— BEGIN —

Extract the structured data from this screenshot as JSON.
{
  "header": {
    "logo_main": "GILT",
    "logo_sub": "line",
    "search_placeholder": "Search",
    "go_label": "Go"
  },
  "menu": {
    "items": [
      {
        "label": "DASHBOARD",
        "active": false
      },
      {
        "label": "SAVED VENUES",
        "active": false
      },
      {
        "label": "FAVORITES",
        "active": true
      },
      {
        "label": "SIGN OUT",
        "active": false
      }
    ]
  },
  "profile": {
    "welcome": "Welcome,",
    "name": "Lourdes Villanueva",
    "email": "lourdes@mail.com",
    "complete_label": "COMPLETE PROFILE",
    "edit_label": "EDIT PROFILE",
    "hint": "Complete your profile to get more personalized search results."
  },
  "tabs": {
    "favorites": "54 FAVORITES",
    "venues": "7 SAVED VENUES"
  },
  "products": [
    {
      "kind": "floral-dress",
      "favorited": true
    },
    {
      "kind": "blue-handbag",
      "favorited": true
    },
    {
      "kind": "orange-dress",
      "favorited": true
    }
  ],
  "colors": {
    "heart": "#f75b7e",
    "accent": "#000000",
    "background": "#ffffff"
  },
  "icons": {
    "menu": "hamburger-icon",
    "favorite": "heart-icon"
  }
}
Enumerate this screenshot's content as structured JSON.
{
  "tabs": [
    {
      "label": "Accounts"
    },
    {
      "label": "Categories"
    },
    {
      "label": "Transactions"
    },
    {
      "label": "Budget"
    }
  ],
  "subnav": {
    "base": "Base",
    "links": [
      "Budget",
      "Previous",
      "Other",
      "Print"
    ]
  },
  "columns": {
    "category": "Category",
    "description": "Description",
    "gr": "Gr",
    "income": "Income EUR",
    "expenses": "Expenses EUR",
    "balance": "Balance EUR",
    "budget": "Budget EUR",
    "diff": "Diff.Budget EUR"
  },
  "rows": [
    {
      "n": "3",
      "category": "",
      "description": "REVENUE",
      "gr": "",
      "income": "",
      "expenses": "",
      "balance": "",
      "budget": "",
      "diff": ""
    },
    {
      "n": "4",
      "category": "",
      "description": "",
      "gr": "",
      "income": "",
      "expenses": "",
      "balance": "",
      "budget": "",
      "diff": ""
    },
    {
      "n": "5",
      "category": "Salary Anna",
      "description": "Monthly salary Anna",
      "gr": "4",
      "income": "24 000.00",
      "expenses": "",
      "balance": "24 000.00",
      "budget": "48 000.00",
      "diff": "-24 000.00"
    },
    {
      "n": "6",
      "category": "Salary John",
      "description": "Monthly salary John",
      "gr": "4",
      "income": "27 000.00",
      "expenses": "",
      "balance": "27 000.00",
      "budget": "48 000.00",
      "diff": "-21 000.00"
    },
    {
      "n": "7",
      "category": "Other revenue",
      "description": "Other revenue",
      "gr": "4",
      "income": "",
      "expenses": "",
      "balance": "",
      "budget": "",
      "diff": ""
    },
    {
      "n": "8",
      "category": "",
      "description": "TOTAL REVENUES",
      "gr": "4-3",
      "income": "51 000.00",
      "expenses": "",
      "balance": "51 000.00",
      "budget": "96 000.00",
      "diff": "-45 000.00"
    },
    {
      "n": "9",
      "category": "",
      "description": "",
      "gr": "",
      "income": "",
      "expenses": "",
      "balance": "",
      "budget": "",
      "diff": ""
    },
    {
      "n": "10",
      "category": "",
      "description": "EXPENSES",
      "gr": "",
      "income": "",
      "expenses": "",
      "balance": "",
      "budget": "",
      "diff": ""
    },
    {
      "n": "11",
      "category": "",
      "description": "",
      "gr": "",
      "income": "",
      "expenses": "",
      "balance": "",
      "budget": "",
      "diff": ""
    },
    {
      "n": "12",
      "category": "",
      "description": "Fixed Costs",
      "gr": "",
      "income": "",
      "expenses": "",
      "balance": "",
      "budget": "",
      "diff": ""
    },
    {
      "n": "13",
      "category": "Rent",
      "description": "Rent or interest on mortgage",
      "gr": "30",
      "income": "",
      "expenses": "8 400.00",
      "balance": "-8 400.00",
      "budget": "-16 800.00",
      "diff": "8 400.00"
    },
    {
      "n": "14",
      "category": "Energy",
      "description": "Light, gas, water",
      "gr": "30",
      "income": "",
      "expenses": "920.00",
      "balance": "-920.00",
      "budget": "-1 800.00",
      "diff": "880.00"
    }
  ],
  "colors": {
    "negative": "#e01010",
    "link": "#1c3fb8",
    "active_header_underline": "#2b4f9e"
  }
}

— END —

◆ Goal
Return each line where "SAVED" shows up.

◆ Problem solution
        "label": "SAVED VENUES",
    "venues": "7 SAVED VENUES"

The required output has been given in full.